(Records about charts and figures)
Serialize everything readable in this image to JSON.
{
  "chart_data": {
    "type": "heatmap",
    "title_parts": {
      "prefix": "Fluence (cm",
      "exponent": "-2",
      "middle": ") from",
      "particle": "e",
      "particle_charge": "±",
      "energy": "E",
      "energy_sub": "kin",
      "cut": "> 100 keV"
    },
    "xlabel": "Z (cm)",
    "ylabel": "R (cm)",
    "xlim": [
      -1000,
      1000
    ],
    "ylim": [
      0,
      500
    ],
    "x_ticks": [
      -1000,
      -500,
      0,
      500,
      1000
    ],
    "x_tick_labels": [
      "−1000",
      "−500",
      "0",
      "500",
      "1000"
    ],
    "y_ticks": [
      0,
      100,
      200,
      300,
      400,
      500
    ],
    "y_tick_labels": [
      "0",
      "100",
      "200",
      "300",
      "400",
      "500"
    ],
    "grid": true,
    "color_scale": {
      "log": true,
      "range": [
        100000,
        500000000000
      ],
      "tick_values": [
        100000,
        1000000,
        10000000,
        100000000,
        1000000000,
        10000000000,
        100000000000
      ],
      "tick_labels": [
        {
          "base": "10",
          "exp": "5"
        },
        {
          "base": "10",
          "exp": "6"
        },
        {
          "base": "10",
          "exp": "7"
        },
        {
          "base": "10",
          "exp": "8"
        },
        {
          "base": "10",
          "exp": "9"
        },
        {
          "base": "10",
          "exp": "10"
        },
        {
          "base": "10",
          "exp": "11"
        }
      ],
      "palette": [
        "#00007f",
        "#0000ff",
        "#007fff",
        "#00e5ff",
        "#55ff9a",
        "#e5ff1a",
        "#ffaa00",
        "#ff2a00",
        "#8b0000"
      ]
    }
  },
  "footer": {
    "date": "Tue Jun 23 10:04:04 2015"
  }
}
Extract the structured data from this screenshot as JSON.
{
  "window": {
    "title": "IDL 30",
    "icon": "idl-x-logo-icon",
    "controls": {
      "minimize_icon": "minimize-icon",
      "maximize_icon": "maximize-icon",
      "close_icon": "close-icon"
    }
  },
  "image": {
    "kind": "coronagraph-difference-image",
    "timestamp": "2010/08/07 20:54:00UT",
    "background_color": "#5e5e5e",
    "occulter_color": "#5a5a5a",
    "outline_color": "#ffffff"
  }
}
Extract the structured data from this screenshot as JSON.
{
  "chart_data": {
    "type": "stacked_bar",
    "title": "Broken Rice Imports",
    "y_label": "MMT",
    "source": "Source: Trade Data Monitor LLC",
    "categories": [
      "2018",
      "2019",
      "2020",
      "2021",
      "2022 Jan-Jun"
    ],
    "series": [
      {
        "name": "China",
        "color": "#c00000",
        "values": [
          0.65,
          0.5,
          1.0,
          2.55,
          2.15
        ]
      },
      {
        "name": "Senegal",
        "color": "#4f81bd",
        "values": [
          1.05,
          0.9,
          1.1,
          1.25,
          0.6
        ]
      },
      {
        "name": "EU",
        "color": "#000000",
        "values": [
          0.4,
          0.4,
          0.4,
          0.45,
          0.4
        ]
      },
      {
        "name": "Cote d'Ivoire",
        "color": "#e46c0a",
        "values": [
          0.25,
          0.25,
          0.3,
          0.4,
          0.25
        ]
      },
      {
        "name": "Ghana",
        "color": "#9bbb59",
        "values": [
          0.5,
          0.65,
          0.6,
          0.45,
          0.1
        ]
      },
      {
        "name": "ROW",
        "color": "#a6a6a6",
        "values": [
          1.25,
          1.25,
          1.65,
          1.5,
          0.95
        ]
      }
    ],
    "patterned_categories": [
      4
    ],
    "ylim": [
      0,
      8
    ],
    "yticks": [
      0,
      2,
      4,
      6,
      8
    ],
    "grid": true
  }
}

*Instructions to follow*.
Return the entries in full, keeping every line exactly as it is.

*Correct result*.
Serialize everything readable in this image to JSON.
{
  "chart_data": {
    "type": "heatmap",
    "title_parts": {
      "prefix": "Fluence (cm",
      "exponent": "-2",
      "middle": ") from",
      "particle": "e",
      "particle_charge": "±",
      "energy": "E",
      "energy_sub": "kin",
      "cut": "> 100 keV"
    },
    "xlabel": "Z (cm)",
    "ylabel": "R (cm)",
    "xlim": [
      -1000,
      1000
    ],
    "ylim": [
      0,
      500
    ],
    "x_ticks": [
      -1000,
      -500,
      0,
      500,
      1000
    ],
    "x_tick_labels": [
      "−1000",
      "−500",
      "0",
      "500",
      "1000"
    ],
    "y_ticks": [
      0,
      100,
      200,
      300,
      400,
      500
    ],
    "y_tick_labels": [
      "0",
      "100",
      "200",
      "300",
      "400",
      "500"
    ],
    "grid": true,
    "color_scale": {
      "log": true,
      "range": [
        100000,
        500000000000
      ],
      "tick_values": [
        100000,
        1000000,
        10000000,
        100000000,
        1000000000,
        10000000000,
        100000000000
      ],
      "tick_labels": [
        {
          "base": "10",
          "exp": "5"
        },
        {
          "base": "10",
          "exp": "6"
        },
        {
          "base": "10",
          "exp": "7"
        },
        {
          "base": "10",
          "exp": "8"
        },
        {
          "base": "10",
          "exp": "9"
        },
        {
          "base": "10",
          "exp": "10"
        },
        {
          "base": "10",
          "exp": "11"
        }
      ],
      "palette": [
        "#00007f",
        "#0000ff",
        "#007fff",
        "#00e5ff",
        "#55ff9a",
        "#e5ff1a",
        "#ffaa00",
        "#ff2a00",
        "#8b0000"
      ]
    }
  },
  "footer": {
    "date": "Tue Jun 23 10:04:04 2015"
  }
}
Extract the structured data from this screenshot as JSON.
{
  "window": {
    "title": "IDL 30",
    "icon": "idl-x-logo-icon",
    "controls": {
      "minimize_icon": "minimize-icon",
      "maximize_icon": "maximize-icon",
      "close_icon": "close-icon"
    }
  },
  "image": {
    "kind": "coronagraph-difference-image",
    "timestamp": "2010/08/07 20:54:00UT",
    "background_color": "#5e5e5e",
    "occulter_color": "#5a5a5a",
    "outline_color": "#ffffff"
  }
}
Extract the structured data from this screenshot as JSON.
{
  "chart_data": {
    "type": "stacked_bar",
    "title": "Broken Rice Imports",
    "y_label": "MMT",
    "source": "Source: Trade Data Monitor LLC",
    "categories": [
      "2018",
      "2019",
      "2020",
      "2021",
      "2022 Jan-Jun"
    ],
    "series": [
      {
        "name": "China",
        "color": "#c00000",
        "values": [
          0.65,
          0.5,
          1.0,
          2.55,
          2.15
        ]
      },
      {
        "name": "Senegal",
        "color": "#4f81bd",
        "values": [
          1.05,
          0.9,
          1.1,
          1.25,
          0.6
        ]
      },
      {
        "name": "EU",
        "color": "#000000",
        "values": [
          0.4,
          0.4,
          0.4,
          0.45,
          0.4
        ]
      },
      {
        "name": "Cote d'Ivoire",
        "color": "#e46c0a",
        "values": [
          0.25,
          0.25,
          0.3,
          0.4,
          0.25
        ]
      },
      {
        "name": "Ghana",
        "color": "#9bbb59",
        "values": [
          0.5,
          0.65,
          0.6,
          0.45,
          0.1
        ]
      },
      {
        "name": "ROW",
        "color": "#a6a6a6",
        "values": [
          1.25,
          1.25,
          1.65,
          1.5,
          0.95
        ]
      }
    ],
    "patterned_categories": [
      4
    ],
    "ylim": [
      0,
      8
    ],
    "yticks": [
      0,
      2,
      4,
      6,
      8
    ],
    "grid": true
  }
}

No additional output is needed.